# Written instruction:
Determine how many lines of the entries contain "volumen". Reply with that number alone.

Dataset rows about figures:

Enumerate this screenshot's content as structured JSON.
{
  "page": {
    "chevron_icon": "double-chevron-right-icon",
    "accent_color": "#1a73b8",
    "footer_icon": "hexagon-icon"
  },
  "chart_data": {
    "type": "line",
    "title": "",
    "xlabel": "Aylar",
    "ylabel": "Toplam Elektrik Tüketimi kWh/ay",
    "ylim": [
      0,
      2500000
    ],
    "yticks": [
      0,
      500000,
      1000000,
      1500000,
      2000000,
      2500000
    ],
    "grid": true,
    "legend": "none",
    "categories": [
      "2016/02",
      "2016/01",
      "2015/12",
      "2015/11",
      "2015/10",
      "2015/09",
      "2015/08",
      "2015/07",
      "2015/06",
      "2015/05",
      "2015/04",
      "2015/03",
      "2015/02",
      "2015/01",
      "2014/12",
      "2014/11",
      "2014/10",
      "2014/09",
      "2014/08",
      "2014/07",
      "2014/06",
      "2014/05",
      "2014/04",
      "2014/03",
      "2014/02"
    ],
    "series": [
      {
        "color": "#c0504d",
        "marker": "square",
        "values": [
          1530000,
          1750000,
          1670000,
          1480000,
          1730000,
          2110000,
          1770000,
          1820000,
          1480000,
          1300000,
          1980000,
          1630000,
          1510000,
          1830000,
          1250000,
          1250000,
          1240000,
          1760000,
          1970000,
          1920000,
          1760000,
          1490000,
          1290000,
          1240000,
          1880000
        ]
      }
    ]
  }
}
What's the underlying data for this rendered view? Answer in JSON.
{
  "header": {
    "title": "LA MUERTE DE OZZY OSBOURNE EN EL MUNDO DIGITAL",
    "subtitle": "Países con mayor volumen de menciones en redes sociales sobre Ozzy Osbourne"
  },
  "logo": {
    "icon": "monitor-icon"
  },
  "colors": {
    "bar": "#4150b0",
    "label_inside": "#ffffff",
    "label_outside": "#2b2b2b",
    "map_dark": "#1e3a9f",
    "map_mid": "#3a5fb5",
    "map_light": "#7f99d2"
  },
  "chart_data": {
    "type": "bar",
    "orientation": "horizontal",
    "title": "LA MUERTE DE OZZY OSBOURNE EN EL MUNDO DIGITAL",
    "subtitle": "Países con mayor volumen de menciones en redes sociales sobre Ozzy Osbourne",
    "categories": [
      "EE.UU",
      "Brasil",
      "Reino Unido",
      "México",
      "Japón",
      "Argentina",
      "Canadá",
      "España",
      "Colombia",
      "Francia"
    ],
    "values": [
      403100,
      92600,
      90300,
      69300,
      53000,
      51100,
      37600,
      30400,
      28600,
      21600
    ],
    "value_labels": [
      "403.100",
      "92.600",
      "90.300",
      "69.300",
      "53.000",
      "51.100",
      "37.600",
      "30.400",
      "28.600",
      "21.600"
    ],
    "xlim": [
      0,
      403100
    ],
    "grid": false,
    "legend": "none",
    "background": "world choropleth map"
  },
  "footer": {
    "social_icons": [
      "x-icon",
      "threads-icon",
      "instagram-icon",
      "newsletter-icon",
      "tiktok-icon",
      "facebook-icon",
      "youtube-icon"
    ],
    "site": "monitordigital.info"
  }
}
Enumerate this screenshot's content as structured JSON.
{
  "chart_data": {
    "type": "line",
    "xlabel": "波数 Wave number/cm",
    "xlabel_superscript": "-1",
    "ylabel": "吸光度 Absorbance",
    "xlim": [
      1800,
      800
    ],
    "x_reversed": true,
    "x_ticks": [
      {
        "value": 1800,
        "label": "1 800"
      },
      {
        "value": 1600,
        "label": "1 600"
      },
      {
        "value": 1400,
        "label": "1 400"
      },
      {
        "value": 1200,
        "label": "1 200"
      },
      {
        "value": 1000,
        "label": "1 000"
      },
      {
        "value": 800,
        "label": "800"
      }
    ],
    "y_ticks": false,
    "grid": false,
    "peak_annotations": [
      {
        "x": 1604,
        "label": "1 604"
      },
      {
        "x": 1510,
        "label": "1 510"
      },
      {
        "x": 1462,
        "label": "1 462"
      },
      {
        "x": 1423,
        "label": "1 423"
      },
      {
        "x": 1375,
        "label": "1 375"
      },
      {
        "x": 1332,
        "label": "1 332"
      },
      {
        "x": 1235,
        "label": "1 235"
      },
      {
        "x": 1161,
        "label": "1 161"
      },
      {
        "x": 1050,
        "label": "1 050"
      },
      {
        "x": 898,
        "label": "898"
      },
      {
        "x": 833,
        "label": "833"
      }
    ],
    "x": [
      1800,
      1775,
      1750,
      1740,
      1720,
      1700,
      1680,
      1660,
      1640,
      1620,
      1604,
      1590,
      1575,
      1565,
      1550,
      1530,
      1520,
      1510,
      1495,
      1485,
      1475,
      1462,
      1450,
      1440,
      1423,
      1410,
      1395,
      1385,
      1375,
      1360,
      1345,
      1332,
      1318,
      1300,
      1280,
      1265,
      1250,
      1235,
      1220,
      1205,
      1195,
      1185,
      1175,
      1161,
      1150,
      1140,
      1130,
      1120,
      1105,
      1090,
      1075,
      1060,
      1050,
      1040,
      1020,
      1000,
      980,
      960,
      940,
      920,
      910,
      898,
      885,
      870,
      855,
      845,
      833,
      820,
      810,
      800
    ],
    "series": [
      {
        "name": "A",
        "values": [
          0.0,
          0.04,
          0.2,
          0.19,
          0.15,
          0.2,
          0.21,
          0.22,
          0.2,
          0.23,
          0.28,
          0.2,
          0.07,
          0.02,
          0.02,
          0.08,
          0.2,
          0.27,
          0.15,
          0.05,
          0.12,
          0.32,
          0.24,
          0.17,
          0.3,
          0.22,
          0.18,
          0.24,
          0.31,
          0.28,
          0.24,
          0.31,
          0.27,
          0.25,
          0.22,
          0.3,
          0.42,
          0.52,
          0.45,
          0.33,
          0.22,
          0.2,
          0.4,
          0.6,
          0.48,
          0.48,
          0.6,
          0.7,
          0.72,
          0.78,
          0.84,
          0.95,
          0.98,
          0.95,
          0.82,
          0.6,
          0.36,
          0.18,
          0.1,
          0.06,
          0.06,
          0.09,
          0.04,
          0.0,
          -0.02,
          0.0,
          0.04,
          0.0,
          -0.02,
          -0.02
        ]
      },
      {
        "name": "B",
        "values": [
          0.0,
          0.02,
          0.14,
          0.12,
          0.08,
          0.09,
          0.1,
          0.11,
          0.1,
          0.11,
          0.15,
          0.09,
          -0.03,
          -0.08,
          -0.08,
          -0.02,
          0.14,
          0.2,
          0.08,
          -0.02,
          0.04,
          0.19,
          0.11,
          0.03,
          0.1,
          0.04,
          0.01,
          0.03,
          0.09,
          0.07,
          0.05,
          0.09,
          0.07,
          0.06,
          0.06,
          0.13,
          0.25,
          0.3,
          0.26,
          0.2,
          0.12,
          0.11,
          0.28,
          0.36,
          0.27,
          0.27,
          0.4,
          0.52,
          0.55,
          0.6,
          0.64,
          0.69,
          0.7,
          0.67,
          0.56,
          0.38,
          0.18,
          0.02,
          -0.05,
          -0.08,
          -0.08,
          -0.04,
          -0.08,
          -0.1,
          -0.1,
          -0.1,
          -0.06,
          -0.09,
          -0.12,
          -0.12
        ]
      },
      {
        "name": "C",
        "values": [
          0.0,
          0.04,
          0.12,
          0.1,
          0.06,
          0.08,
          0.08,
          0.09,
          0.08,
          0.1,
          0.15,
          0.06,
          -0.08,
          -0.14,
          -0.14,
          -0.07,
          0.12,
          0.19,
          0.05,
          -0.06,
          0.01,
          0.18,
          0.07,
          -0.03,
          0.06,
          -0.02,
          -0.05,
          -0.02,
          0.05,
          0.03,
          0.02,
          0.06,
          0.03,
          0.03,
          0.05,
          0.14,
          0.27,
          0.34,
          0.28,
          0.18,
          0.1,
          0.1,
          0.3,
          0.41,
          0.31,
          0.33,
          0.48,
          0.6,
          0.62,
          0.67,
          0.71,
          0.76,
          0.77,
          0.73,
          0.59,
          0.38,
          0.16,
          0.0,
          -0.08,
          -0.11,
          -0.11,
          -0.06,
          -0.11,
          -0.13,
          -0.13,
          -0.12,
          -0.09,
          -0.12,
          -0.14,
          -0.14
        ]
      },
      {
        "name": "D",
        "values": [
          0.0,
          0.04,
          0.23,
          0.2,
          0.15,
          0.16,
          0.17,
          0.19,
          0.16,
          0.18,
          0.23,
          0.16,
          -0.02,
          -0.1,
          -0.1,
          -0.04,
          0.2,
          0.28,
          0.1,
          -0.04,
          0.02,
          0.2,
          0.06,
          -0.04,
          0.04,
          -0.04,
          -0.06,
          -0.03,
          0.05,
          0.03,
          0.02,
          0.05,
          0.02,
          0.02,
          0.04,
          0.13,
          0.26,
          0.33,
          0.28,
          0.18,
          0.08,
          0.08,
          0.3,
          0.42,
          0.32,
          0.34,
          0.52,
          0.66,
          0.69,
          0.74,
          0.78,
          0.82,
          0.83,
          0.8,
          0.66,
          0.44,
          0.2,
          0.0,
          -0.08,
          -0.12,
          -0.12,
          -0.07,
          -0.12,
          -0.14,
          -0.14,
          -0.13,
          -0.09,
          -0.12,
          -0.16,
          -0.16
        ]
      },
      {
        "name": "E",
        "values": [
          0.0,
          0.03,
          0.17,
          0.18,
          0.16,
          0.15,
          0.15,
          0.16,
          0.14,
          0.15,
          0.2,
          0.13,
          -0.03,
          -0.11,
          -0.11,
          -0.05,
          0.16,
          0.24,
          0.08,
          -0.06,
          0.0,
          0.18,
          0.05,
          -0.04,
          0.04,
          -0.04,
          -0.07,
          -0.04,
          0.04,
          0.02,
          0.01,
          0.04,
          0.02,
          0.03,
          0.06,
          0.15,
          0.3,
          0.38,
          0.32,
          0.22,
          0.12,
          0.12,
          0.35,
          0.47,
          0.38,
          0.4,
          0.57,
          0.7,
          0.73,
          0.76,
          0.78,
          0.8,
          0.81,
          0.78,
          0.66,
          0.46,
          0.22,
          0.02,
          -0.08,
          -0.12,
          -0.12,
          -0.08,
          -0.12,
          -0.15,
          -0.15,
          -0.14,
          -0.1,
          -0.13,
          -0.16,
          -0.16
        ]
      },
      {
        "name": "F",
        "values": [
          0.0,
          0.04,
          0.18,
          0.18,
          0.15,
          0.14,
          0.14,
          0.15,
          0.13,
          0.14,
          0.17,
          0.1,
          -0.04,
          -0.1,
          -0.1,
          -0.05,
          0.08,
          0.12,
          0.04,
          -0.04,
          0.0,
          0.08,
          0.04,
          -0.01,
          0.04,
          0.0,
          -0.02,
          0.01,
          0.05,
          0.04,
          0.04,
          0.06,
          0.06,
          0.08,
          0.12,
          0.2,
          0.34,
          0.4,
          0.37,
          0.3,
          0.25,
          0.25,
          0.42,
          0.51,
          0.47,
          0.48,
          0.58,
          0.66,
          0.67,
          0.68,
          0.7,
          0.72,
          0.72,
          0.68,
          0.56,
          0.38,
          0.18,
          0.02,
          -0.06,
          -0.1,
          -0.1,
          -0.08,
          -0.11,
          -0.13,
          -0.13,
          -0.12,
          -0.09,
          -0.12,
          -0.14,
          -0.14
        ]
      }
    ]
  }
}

# Answer for the task:
2